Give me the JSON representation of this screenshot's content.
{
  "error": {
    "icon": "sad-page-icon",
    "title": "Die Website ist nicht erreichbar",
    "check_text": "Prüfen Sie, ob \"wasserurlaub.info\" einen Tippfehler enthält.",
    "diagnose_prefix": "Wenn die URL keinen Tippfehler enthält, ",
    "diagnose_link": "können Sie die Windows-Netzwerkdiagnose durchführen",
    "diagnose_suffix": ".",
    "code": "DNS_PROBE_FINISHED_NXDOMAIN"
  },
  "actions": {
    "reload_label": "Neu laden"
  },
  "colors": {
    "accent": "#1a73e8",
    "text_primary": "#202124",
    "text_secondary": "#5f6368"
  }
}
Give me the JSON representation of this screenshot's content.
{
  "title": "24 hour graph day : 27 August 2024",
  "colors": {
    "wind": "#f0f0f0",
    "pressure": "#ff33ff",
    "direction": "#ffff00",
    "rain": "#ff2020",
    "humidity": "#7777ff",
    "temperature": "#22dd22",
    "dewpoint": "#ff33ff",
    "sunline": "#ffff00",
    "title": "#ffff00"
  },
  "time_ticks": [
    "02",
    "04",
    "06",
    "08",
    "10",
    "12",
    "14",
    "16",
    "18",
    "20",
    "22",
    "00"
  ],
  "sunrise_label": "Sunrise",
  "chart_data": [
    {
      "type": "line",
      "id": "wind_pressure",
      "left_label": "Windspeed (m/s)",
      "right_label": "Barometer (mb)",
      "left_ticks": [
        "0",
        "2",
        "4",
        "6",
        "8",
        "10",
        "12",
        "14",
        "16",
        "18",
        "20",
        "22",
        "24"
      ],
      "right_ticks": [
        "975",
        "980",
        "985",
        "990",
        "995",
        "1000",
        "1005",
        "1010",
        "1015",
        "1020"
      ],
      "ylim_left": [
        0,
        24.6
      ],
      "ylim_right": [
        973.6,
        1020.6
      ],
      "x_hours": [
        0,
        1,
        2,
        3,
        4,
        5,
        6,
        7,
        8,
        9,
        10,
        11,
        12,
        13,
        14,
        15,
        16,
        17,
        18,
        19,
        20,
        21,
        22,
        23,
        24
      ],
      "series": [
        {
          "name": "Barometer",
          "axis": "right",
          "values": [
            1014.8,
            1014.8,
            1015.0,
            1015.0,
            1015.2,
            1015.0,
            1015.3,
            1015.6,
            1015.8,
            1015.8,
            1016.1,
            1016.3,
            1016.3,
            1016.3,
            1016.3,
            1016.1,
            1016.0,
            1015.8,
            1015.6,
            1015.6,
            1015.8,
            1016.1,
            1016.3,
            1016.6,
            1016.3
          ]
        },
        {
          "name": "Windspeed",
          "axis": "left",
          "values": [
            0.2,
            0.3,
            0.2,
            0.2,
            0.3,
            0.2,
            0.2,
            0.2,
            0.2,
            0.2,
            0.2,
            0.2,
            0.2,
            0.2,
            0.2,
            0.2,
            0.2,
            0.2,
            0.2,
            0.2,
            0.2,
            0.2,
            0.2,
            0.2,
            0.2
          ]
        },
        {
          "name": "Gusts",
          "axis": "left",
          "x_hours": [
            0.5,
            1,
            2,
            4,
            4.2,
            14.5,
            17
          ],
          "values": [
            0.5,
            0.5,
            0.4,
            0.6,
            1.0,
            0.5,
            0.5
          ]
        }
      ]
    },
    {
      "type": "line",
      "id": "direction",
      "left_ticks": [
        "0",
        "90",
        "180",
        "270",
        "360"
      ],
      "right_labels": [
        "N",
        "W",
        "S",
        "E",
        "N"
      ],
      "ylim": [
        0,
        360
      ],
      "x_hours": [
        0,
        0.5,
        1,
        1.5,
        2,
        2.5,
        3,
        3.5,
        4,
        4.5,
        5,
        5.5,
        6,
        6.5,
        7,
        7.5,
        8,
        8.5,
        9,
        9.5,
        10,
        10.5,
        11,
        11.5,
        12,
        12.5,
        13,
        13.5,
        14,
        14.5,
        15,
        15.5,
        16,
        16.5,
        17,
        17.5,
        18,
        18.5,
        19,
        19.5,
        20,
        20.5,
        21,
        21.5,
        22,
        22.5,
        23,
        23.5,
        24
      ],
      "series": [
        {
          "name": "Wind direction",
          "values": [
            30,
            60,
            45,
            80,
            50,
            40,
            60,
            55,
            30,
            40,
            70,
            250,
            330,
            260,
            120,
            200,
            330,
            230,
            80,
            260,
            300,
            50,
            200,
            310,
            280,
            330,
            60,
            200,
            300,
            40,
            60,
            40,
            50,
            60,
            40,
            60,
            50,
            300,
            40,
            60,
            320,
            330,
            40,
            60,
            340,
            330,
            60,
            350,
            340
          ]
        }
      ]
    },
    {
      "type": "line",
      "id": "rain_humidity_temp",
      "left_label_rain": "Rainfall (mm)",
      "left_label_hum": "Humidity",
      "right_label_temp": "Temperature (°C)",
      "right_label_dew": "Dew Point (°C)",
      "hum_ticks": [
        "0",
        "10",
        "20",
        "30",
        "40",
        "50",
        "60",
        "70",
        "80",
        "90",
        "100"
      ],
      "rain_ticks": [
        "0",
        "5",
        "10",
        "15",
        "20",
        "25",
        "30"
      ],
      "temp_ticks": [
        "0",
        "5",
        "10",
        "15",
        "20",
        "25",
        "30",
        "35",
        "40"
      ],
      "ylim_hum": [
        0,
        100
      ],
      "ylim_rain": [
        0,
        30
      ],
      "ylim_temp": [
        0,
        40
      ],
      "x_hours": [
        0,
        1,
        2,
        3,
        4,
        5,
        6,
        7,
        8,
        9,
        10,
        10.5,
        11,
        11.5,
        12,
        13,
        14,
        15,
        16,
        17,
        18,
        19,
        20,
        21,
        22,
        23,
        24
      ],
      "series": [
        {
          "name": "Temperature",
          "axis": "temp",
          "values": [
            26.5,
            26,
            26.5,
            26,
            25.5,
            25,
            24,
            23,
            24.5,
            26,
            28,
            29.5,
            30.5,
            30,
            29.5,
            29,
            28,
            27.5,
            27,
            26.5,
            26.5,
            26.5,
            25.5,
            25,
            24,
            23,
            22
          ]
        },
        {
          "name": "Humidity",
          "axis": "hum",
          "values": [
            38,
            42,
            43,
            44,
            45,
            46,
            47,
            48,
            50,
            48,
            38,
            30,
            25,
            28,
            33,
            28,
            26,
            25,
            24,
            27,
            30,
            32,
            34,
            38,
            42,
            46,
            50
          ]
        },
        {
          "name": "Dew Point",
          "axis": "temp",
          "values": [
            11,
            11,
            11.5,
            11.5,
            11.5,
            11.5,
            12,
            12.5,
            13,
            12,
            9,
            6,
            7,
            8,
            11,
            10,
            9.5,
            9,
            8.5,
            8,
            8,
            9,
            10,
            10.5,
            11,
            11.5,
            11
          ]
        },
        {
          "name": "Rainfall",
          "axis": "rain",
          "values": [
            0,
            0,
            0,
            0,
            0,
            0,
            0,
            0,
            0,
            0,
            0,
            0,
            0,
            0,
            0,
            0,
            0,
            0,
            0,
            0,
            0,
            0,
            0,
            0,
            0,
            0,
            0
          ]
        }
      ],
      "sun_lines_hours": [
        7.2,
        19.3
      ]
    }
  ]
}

--- THE TASK ---
Write the entire listing out again, word for word.

--- OUTPUT OF THE EXERCISE ---
Give me the JSON representation of this screenshot's content.
{
  "error": {
    "icon": "sad-page-icon",
    "title": "Die Website ist nicht erreichbar",
    "check_text": "Prüfen Sie, ob \"wasserurlaub.info\" einen Tippfehler enthält.",
    "diagnose_prefix": "Wenn die URL keinen Tippfehler enthält, ",
    "diagnose_link": "können Sie die Windows-Netzwerkdiagnose durchführen",
    "diagnose_suffix": ".",
    "code": "DNS_PROBE_FINISHED_NXDOMAIN"
  },
  "actions": {
    "reload_label": "Neu laden"
  },
  "colors": {
    "accent": "#1a73e8",
    "text_primary": "#202124",
    "text_secondary": "#5f6368"
  }
}
Give me the JSON representation of this screenshot's content.
{
  "title": "24 hour graph day : 27 August 2024",
  "colors": {
    "wind": "#f0f0f0",
    "pressure": "#ff33ff",
    "direction": "#ffff00",
    "rain": "#ff2020",
    "humidity": "#7777ff",
    "temperature": "#22dd22",
    "dewpoint": "#ff33ff",
    "sunline": "#ffff00",
    "title": "#ffff00"
  },
  "time_ticks": [
    "02",
    "04",
    "06",
    "08",
    "10",
    "12",
    "14",
    "16",
    "18",
    "20",
    "22",
    "00"
  ],
  "sunrise_label": "Sunrise",
  "chart_data": [
    {
      "type": "line",
      "id": "wind_pressure",
      "left_label": "Windspeed (m/s)",
      "right_label": "Barometer (mb)",
      "left_ticks": [
        "0",
        "2",
        "4",
        "6",
        "8",
        "10",
        "12",
        "14",
        "16",
        "18",
        "20",
        "22",
        "24"
      ],
      "right_ticks": [
        "975",
        "980",
        "985",
        "990",
        "995",
        "1000",
        "1005",
        "1010",
        "1015",
        "1020"
      ],
      "ylim_left": [
        0,
        24.6
      ],
      "ylim_right": [
        973.6,
        1020.6
      ],
      "x_hours": [
        0,
        1,
        2,
        3,
        4,
        5,
        6,
        7,
        8,
        9,
        10,
        11,
        12,
        13,
        14,
        15,
        16,
        17,
        18,
        19,
        20,
        21,
        22,
        23,
        24
      ],
      "series": [
        {
          "name": "Barometer",
          "axis": "right",
          "values": [
            1014.8,
            1014.8,
            1015.0,
            1015.0,
            1015.2,
            1015.0,
            1015.3,
            1015.6,
            1015.8,
            1015.8,
            1016.1,
            1016.3,
            1016.3,
            1016.3,
            1016.3,
            1016.1,
            1016.0,
            1015.8,
            1015.6,
            1015.6,
            1015.8,
            1016.1,
            1016.3,
            1016.6,
            1016.3
          ]
        },
        {
          "name": "Windspeed",
          "axis": "left",
          "values": [
            0.2,
            0.3,
            0.2,
            0.2,
            0.3,
            0.2,
            0.2,
            0.2,
            0.2,
            0.2,
            0.2,
            0.2,
            0.2,
            0.2,
            0.2,
            0.2,
            0.2,
            0.2,
            0.2,
            0.2,
            0.2,
            0.2,
            0.2,
            0.2,
            0.2
          ]
        },
        {
          "name": "Gusts",
          "axis": "left",
          "x_hours": [
            0.5,
            1,
            2,
            4,
            4.2,
            14.5,
            17
          ],
          "values": [
            0.5,
            0.5,
            0.4,
            0.6,
            1.0,
            0.5,
            0.5
          ]
        }
      ]
    },
    {
      "type": "line",
      "id": "direction",
      "left_ticks": [
        "0",
        "90",
        "180",
        "270",
        "360"
      ],
      "right_labels": [
        "N",
        "W",
        "S",
        "E",
        "N"
      ],
      "ylim": [
        0,
        360
      ],
      "x_hours": [
        0,
        0.5,
        1,
        1.5,
        2,
        2.5,
        3,
        3.5,
        4,
        4.5,
        5,
        5.5,
        6,
        6.5,
        7,
        7.5,
        8,
        8.5,
        9,
        9.5,
        10,
        10.5,
        11,
        11.5,
        12,
        12.5,
        13,
        13.5,
        14,
        14.5,
        15,
        15.5,
        16,
        16.5,
        17,
        17.5,
        18,
        18.5,
        19,
        19.5,
        20,
        20.5,
        21,
        21.5,
        22,
        22.5,
        23,
        23.5,
        24
      ],
      "series": [
        {
          "name": "Wind direction",
          "values": [
            30,
            60,
            45,
            80,
            50,
            40,
            60,
            55,
            30,
            40,
            70,
            250,
            330,
            260,
            120,
            200,
            330,
            230,
            80,
            260,
            300,
            50,
            200,
            310,
            280,
            330,
            60,
            200,
            300,
            40,
            60,
            40,
            50,
            60,
            40,
            60,
            50,
            300,
            40,
            60,
            320,
            330,
            40,
            60,
            340,
            330,
            60,
            350,
            340
          ]
        }
      ]
    },
    {
      "type": "line",
      "id": "rain_humidity_temp",
      "left_label_rain": "Rainfall (mm)",
      "left_label_hum": "Humidity",
      "right_label_temp": "Temperature (°C)",
      "right_label_dew": "Dew Point (°C)",
      "hum_ticks": [
        "0",
        "10",
        "20",
        "30",
        "40",
        "50",
        "60",
        "70",
        "80",
        "90",
        "100"
      ],
      "rain_ticks": [
        "0",
        "5",
        "10",
        "15",
        "20",
        "25",
        "30"
      ],
      "temp_ticks": [
        "0",
        "5",
        "10",
        "15",
        "20",
        "25",
        "30",
        "35",
        "40"
      ],
      "ylim_hum": [
        0,
        100
      ],
      "ylim_rain": [
        0,
        30
      ],
      "ylim_temp": [
        0,
        40
      ],
      "x_hours": [
        0,
        1,
        2,
        3,
        4,
        5,
        6,
        7,
        8,
        9,
        10,
        10.5,
        11,
        11.5,
        12,
        13,
        14,
        15,
        16,
        17,
        18,
        19,
        20,
        21,
        22,
        23,
        24
      ],
      "series": [
        {
          "name": "Temperature",
          "axis": "temp",
          "values": [
            26.5,
            26,
            26.5,
            26,
            25.5,
            25,
            24,
            23,
            24.5,
            26,
            28,
            29.5,
            30.5,
            30,
            29.5,
            29,
            28,
            27.5,
            27,
            26.5,
            26.5,
            26.5,
            25.5,
            25,
            24,
            23,
            22
          ]
        },
        {
          "name": "Humidity",
          "axis": "hum",
          "values": [
            38,
            42,
            43,
            44,
            45,
            46,
            47,
            48,
            50,
            48,
            38,
            30,
            25,
            28,
            33,
            28,
            26,
            25,
            24,
            27,
            30,
            32,
            34,
            38,
            42,
            46,
            50
          ]
        },
        {
          "name": "Dew Point",
          "axis": "temp",
          "values": [
            11,
            11,
            11.5,
            11.5,
            11.5,
            11.5,
            12,
            12.5,
            13,
            12,
            9,
            6,
            7,
            8,
            11,
            10,
            9.5,
            9,
            8.5,
            8,
            8,
            9,
            10,
            10.5,
            11,
            11.5,
            11
          ]
        },
        {
          "name": "Rainfall",
          "axis": "rain",
          "values": [
            0,
            0,
            0,
            0,
            0,
            0,
            0,
            0,
            0,
            0,
            0,
            0,
            0,
            0,
            0,
            0,
            0,
            0,
            0,
            0,
            0,
            0,
            0,
            0,
            0,
            0,
            0
          ]
        }
      ],
      "sun_lines_hours": [
        7.2,
        19.3
      ]
    }
  ]
}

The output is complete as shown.